Copy out all the lines exactly. Omit pictures.

▶ INPUT ROWS
>>>

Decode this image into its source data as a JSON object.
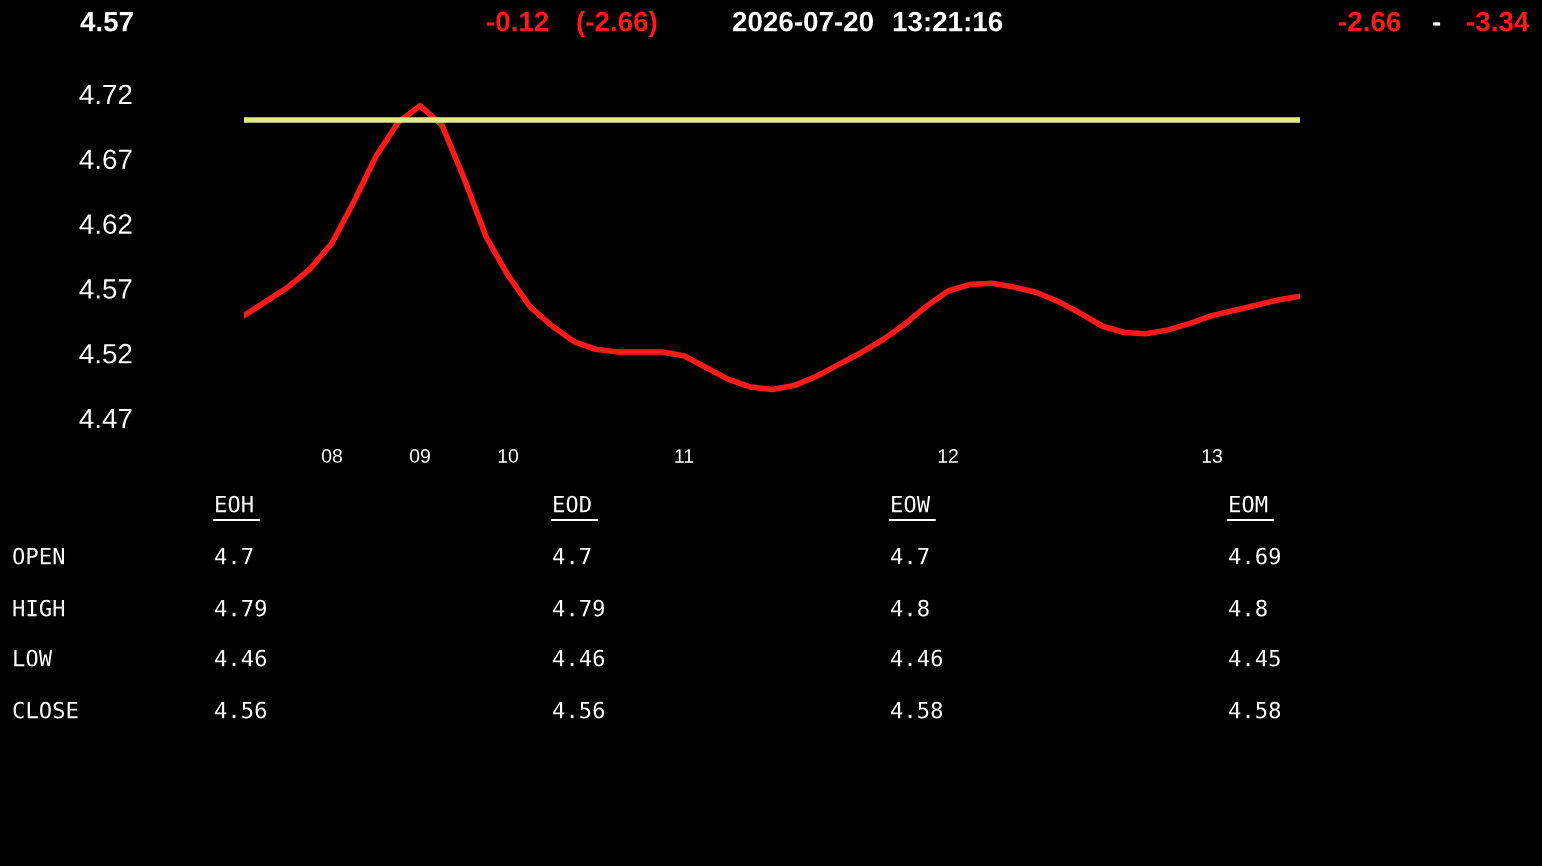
{
  "chart_data": {
    "type": "line",
    "categories": [
      null,
      null,
      null,
      null,
      "08",
      null,
      null,
      null,
      "09",
      null,
      null,
      null,
      "10",
      null,
      null,
      null,
      null,
      null,
      null,
      null,
      "11",
      null,
      null,
      null,
      null,
      null,
      null,
      null,
      null,
      null,
      null,
      null,
      "12",
      null,
      null,
      null,
      null,
      null,
      null,
      null,
      null,
      null,
      null,
      null,
      "13",
      null,
      null,
      null,
      null
    ],
    "series": [
      {
        "color": "#ff1a1a",
        "values": [
          4.549,
          4.56,
          4.571,
          4.585,
          4.605,
          4.637,
          4.672,
          4.698,
          4.711,
          4.696,
          4.655,
          4.61,
          4.58,
          4.556,
          4.541,
          4.529,
          4.523,
          4.521,
          4.521,
          4.521,
          4.518,
          4.509,
          4.5,
          4.494,
          4.492,
          4.495,
          4.502,
          4.511,
          4.52,
          4.53,
          4.542,
          4.556,
          4.568,
          4.573,
          4.574,
          4.571,
          4.567,
          4.56,
          4.551,
          4.541,
          4.536,
          4.535,
          4.538,
          4.543,
          4.549,
          4.553,
          4.557,
          4.561,
          4.564
        ]
      }
    ],
    "ref_lines": [
      {
        "axis": "y",
        "value": 4.7,
        "label": null,
        "color": "#e4ec86"
      }
    ],
    "ylim": [
      4.47,
      4.72
    ],
    "yticks": [
      4.47,
      4.52,
      4.57,
      4.62,
      4.67,
      4.72
    ],
    "grid": false,
    "annotations": [
      "4.57",
      "-0.12",
      "(-2.66)",
      "2026-07-20",
      "13:21:16",
      "-2.66",
      "-",
      "-3.34",
      "EOH",
      "EOD",
      "EOW",
      "EOM",
      "OPEN",
      "HIGH",
      "LOW",
      "CLOSE",
      "4.7",
      "4.7",
      "4.7",
      "4.69",
      "4.79",
      "4.79",
      "4.8",
      "4.8",
      "4.46",
      "4.46",
      "4.46",
      "4.45",
      "4.56",
      "4.56",
      "4.58",
      "4.58"
    ]
  }
}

<<<

▶ RESULT OF THE EXERCISE
Decode this image into its source data as a JSON object.
{
  "chart_data": {
    "type": "line",
    "categories": [
      null,
      null,
      null,
      null,
      "08",
      null,
      null,
      null,
      "09",
      null,
      null,
      null,
      "10",
      null,
      null,
      null,
      null,
      null,
      null,
      null,
      "11",
      null,
      null,
      null,
      null,
      null,
      null,
      null,
      null,
      null,
      null,
      null,
      "12",
      null,
      null,
      null,
      null,
      null,
      null,
      null,
      null,
      null,
      null,
      null,
      "13",
      null,
      null,
      null,
      null
    ],
    "series": [
      {
        "color": "#ff1a1a",
        "values": [
          4.549,
          4.56,
          4.571,
          4.585,
          4.605,
          4.637,
          4.672,
          4.698,
          4.711,
          4.696,
          4.655,
          4.61,
          4.58,
          4.556,
          4.541,
          4.529,
          4.523,
          4.521,
          4.521,
          4.521,
          4.518,
          4.509,
          4.5,
          4.494,
          4.492,
          4.495,
          4.502,
          4.511,
          4.52,
          4.53,
          4.542,
          4.556,
          4.568,
          4.573,
          4.574,
          4.571,
          4.567,
          4.56,
          4.551,
          4.541,
          4.536,
          4.535,
          4.538,
          4.543,
          4.549,
          4.553,
          4.557,
          4.561,
          4.564
        ]
      }
    ],
    "ref_lines": [
      {
        "axis": "y",
        "value": 4.7,
        "label": null,
        "color": "#e4ec86"
      }
    ],
    "ylim": [
      4.47,
      4.72
    ],
    "yticks": [
      4.47,
      4.52,
      4.57,
      4.62,
      4.67,
      4.72
    ],
    "grid": false,
    "annotations": [
      "4.57",
      "-0.12",
      "(-2.66)",
      "2026-07-20",
      "13:21:16",
      "-2.66",
      "-",
      "-3.34",
      "EOH",
      "EOD",
      "EOW",
      "EOM",
      "OPEN",
      "HIGH",
      "LOW",
      "CLOSE",
      "4.7",
      "4.7",
      "4.7",
      "4.69",
      "4.79",
      "4.79",
      "4.8",
      "4.8",
      "4.46",
      "4.46",
      "4.46",
      "4.45",
      "4.56",
      "4.56",
      "4.58",
      "4.58"
    ]
  }
}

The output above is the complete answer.